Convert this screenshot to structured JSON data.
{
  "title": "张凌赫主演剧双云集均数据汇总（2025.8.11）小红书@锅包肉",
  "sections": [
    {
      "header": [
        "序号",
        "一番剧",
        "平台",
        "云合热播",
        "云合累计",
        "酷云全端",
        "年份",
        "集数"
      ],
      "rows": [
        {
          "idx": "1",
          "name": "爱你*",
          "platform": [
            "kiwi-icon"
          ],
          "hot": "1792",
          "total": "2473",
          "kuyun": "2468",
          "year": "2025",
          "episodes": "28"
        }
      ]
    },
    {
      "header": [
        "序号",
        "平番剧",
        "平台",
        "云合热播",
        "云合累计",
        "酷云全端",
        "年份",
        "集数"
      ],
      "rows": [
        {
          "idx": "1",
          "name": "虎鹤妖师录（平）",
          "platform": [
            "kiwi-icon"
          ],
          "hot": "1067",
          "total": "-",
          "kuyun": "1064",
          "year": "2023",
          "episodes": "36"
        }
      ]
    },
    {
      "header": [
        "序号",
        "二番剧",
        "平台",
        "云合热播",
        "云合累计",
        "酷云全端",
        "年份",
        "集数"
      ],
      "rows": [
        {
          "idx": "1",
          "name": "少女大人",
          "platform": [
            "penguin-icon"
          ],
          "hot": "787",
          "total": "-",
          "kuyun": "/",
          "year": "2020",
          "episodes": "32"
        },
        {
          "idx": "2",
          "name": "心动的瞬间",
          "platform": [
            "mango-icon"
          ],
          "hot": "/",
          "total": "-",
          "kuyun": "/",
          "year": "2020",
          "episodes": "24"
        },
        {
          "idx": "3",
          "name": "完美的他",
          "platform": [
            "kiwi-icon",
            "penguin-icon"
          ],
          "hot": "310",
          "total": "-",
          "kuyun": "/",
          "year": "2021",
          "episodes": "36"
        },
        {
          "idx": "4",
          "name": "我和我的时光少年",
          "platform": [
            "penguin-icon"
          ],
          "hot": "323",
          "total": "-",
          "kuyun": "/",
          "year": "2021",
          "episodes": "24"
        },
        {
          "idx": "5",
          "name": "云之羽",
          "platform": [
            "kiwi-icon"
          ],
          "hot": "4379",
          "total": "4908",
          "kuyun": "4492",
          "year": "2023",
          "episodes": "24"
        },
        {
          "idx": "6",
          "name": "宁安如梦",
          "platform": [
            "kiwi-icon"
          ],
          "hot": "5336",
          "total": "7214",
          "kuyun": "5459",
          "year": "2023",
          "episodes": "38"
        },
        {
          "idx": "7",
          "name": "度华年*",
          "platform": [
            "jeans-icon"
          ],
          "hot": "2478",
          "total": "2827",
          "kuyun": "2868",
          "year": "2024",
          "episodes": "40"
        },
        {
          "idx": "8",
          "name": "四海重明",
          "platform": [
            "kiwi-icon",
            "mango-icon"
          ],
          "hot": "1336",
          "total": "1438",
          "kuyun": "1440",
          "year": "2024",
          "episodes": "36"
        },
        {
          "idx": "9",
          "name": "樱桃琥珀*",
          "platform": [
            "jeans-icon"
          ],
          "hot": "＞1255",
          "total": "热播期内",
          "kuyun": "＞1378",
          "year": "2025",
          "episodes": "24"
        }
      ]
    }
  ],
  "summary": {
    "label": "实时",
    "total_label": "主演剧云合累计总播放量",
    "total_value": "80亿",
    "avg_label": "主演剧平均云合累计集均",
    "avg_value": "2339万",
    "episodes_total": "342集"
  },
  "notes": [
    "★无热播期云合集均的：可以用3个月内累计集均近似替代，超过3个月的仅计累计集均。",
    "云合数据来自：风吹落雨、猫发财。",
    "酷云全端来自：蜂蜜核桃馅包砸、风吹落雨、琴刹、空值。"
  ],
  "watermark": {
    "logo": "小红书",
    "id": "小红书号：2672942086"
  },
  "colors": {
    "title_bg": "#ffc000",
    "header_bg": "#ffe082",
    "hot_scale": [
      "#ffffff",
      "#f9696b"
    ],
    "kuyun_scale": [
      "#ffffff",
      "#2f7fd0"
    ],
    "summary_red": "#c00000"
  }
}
- - - - - - -
Write all of the records out again exactly.

Convert this screenshot to structured JSON data.
{
  "title": "张凌赫主演剧双云集均数据汇总（2025.8.11）小红书@锅包肉",
  "sections": [
    {
      "header": [
        "序号",
        "一番剧",
        "平台",
        "云合热播",
        "云合累计",
        "酷云全端",
        "年份",
        "集数"
      ],
      "rows": [
        {
          "idx": "1",
          "name": "爱你*",
          "platform": [
            "kiwi-icon"
          ],
          "hot": "1792",
          "total": "2473",
          "kuyun": "2468",
          "year": "2025",
          "episodes": "28"
        }
      ]
    },
    {
      "header": [
        "序号",
        "平番剧",
        "平台",
        "云合热播",
        "云合累计",
        "酷云全端",
        "年份",
        "集数"
      ],
      "rows": [
        {
          "idx": "1",
          "name": "虎鹤妖师录（平）",
          "platform": [
            "kiwi-icon"
          ],
          "hot": "1067",
          "total": "-",
          "kuyun": "1064",
          "year": "2023",
          "episodes": "36"
        }
      ]
    },
    {
      "header": [
        "序号",
        "二番剧",
        "平台",
        "云合热播",
        "云合累计",
        "酷云全端",
        "年份",
        "集数"
      ],
      "rows": [
        {
          "idx": "1",
          "name": "少女大人",
          "platform": [
            "penguin-icon"
          ],
          "hot": "787",
          "total": "-",
          "kuyun": "/",
          "year": "2020",
          "episodes": "32"
        },
        {
          "idx": "2",
          "name": "心动的瞬间",
          "platform": [
            "mango-icon"
          ],
          "hot": "/",
          "total": "-",
          "kuyun": "/",
          "year": "2020",
          "episodes": "24"
        },
        {
          "idx": "3",
          "name": "完美的他",
          "platform": [
            "kiwi-icon",
            "penguin-icon"
          ],
          "hot": "310",
          "total": "-",
          "kuyun": "/",
          "year": "2021",
          "episodes": "36"
        },
        {
          "idx": "4",
          "name": "我和我的时光少年",
          "platform": [
            "penguin-icon"
          ],
          "hot": "323",
          "total": "-",
          "kuyun": "/",
          "year": "2021",
          "episodes": "24"
        },
        {
          "idx": "5",
          "name": "云之羽",
          "platform": [
            "kiwi-icon"
          ],
          "hot": "4379",
          "total": "4908",
          "kuyun": "4492",
          "year": "2023",
          "episodes": "24"
        },
        {
          "idx": "6",
          "name": "宁安如梦",
          "platform": [
            "kiwi-icon"
          ],
          "hot": "5336",
          "total": "7214",
          "kuyun": "5459",
          "year": "2023",
          "episodes": "38"
        },
        {
          "idx": "7",
          "name": "度华年*",
          "platform": [
            "jeans-icon"
          ],
          "hot": "2478",
          "total": "2827",
          "kuyun": "2868",
          "year": "2024",
          "episodes": "40"
        },
        {
          "idx": "8",
          "name": "四海重明",
          "platform": [
            "kiwi-icon",
            "mango-icon"
          ],
          "hot": "1336",
          "total": "1438",
          "kuyun": "1440",
          "year": "2024",
          "episodes": "36"
        },
        {
          "idx": "9",
          "name": "樱桃琥珀*",
          "platform": [
            "jeans-icon"
          ],
          "hot": "＞1255",
          "total": "热播期内",
          "kuyun": "＞1378",
          "year": "2025",
          "episodes": "24"
        }
      ]
    }
  ],
  "summary": {
    "label": "实时",
    "total_label": "主演剧云合累计总播放量",
    "total_value": "80亿",
    "avg_label": "主演剧平均云合累计集均",
    "avg_value": "2339万",
    "episodes_total": "342集"
  },
  "notes": [
    "★无热播期云合集均的：可以用3个月内累计集均近似替代，超过3个月的仅计累计集均。",
    "云合数据来自：风吹落雨、猫发财。",
    "酷云全端来自：蜂蜜核桃馅包砸、风吹落雨、琴刹、空值。"
  ],
  "watermark": {
    "logo": "小红书",
    "id": "小红书号：2672942086"
  },
  "colors": {
    "title_bg": "#ffc000",
    "header_bg": "#ffe082",
    "hot_scale": [
      "#ffffff",
      "#f9696b"
    ],
    "kuyun_scale": [
      "#ffffff",
      "#2f7fd0"
    ],
    "summary_red": "#c00000"
  }
}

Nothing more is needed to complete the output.